** start of EXERCISE DATA **

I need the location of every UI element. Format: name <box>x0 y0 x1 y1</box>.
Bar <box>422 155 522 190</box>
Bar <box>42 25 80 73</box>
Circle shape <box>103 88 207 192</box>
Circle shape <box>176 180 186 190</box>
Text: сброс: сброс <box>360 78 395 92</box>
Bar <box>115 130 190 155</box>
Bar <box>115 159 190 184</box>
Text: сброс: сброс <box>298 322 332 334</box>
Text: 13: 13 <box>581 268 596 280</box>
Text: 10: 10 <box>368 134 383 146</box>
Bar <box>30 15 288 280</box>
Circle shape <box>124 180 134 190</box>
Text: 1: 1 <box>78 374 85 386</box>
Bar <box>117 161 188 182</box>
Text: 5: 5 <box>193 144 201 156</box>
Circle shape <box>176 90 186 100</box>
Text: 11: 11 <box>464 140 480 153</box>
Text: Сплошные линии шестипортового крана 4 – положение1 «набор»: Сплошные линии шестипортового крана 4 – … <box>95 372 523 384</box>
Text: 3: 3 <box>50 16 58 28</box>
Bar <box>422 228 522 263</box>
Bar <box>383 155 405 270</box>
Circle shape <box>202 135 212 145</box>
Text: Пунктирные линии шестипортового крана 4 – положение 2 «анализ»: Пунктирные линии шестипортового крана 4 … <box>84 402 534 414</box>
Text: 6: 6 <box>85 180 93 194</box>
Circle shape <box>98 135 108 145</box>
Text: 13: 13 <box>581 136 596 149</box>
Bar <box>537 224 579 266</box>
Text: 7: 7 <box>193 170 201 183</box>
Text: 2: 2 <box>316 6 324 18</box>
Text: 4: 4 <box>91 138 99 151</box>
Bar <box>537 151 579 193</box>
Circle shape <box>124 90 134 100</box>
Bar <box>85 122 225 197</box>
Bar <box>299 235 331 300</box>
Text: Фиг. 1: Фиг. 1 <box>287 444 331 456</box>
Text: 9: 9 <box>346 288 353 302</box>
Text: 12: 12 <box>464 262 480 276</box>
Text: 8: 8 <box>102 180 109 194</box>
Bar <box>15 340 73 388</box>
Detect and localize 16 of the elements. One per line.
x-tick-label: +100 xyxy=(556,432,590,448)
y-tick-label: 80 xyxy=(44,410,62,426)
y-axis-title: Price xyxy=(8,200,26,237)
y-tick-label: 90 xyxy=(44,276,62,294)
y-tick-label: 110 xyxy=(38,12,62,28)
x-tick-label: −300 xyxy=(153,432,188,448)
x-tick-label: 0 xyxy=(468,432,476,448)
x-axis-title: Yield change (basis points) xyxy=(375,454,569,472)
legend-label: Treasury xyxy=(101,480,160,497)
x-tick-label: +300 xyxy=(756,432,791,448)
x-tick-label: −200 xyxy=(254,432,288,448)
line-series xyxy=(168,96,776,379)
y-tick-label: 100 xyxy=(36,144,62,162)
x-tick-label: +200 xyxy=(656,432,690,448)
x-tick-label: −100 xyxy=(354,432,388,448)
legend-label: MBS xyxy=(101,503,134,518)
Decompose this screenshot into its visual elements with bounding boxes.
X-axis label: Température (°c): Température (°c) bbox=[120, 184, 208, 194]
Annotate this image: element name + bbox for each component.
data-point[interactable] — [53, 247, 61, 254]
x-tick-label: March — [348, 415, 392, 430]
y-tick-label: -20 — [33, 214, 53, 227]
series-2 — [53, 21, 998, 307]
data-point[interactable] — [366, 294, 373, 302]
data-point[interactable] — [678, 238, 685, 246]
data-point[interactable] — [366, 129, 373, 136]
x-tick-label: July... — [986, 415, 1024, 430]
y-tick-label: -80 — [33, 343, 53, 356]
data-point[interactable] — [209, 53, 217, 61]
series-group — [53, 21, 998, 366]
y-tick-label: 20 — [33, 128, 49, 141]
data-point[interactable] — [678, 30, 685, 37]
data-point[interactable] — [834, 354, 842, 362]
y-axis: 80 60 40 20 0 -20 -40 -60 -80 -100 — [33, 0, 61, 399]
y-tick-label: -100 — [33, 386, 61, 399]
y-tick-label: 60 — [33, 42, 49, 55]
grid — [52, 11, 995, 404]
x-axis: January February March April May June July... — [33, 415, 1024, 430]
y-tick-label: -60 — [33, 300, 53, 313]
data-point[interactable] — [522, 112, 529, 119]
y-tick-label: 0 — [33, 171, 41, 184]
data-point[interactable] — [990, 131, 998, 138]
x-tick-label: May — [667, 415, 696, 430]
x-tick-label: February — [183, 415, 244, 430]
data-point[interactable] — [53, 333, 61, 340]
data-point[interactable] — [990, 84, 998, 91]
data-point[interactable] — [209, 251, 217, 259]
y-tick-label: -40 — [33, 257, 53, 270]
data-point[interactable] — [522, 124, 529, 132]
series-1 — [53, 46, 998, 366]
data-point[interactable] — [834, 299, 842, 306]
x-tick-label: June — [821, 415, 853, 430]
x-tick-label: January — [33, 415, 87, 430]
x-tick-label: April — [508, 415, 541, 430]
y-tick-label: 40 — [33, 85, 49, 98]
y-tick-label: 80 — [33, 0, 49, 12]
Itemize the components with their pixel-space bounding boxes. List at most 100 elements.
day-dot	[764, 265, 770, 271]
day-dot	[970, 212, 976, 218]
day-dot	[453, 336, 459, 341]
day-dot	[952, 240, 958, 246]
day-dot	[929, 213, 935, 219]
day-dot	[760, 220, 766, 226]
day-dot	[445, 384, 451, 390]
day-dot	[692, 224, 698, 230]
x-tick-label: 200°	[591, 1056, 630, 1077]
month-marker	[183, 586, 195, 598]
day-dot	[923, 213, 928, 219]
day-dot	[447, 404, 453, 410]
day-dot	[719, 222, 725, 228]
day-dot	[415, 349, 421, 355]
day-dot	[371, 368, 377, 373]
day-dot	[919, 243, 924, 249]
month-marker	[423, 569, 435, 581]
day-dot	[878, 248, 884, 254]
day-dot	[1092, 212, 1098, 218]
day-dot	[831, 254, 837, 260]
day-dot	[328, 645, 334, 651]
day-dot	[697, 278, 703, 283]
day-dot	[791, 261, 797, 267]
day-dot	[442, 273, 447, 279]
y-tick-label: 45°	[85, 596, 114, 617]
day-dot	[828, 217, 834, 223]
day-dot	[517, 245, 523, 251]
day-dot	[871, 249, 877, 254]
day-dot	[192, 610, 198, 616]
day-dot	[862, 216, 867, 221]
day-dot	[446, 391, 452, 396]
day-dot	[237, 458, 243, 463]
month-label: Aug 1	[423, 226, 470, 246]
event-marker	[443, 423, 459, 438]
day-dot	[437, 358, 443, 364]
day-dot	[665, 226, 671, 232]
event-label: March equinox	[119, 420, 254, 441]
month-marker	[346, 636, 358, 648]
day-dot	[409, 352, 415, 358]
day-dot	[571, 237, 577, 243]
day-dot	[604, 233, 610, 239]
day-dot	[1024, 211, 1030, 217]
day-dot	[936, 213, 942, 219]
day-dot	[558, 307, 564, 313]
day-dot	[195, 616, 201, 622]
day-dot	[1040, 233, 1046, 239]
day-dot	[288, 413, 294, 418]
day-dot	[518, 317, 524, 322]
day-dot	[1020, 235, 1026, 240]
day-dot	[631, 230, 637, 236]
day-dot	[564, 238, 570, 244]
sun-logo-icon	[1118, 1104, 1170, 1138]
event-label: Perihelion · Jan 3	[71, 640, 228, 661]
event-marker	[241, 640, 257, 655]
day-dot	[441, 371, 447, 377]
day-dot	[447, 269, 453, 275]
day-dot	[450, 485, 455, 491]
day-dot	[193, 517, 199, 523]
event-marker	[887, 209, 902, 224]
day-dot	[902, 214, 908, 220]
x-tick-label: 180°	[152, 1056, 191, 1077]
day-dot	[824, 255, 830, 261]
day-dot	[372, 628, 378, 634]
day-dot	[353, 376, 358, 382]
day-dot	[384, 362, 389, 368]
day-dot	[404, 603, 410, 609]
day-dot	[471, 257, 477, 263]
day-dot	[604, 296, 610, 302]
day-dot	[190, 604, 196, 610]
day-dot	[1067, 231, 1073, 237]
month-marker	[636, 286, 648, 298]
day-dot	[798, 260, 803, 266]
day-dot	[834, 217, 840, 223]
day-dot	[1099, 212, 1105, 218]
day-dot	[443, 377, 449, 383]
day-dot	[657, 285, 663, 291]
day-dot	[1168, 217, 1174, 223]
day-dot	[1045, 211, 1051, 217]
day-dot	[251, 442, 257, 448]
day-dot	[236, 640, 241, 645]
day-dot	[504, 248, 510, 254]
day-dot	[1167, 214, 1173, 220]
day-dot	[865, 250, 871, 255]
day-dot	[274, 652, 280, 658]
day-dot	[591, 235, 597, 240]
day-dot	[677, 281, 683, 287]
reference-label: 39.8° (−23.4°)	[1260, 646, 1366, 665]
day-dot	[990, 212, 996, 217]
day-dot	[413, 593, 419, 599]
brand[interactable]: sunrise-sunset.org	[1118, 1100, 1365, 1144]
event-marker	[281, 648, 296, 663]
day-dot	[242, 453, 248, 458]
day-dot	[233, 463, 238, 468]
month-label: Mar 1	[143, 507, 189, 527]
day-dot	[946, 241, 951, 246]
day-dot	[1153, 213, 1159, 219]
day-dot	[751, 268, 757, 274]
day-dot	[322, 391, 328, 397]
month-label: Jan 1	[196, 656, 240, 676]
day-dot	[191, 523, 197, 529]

** end of EXERCISE DATA **

* **STATED PROBLEM**: Copy out, without any change, the stretch of rows above from the first one through the line that contains "Bar <box>85 122 225 197</box>".

* **SOLUTION TO THE PROBLEM**:
I need the location of every UI element. Format: name <box>x0 y0 x1 y1</box>.
Bar <box>422 155 522 190</box>
Bar <box>42 25 80 73</box>
Circle shape <box>103 88 207 192</box>
Circle shape <box>176 180 186 190</box>
Text: сброс: сброс <box>360 78 395 92</box>
Bar <box>115 130 190 155</box>
Bar <box>115 159 190 184</box>
Text: сброс: сброс <box>298 322 332 334</box>
Text: 13: 13 <box>581 268 596 280</box>
Text: 10: 10 <box>368 134 383 146</box>
Bar <box>30 15 288 280</box>
Circle shape <box>124 180 134 190</box>
Text: 1: 1 <box>78 374 85 386</box>
Bar <box>117 161 188 182</box>
Text: 5: 5 <box>193 144 201 156</box>
Circle shape <box>176 90 186 100</box>
Text: 11: 11 <box>464 140 480 153</box>
Text: Сплошные линии шестипортового крана 4 – положение1 «набор»: Сплошные линии шестипортового крана 4 – … <box>95 372 523 384</box>
Text: 3: 3 <box>50 16 58 28</box>
Bar <box>422 228 522 263</box>
Bar <box>383 155 405 270</box>
Circle shape <box>202 135 212 145</box>
Text: Пунктирные линии шестипортового крана 4 – положение 2 «анализ»: Пунктирные линии шестипортового крана 4 … <box>84 402 534 414</box>
Text: 6: 6 <box>85 180 93 194</box>
Circle shape <box>98 135 108 145</box>
Text: 13: 13 <box>581 136 596 149</box>
Bar <box>537 224 579 266</box>
Text: 7: 7 <box>193 170 201 183</box>
Text: 2: 2 <box>316 6 324 18</box>
Text: 4: 4 <box>91 138 99 151</box>
Bar <box>537 151 579 193</box>
Circle shape <box>124 90 134 100</box>
Bar <box>85 122 225 197</box>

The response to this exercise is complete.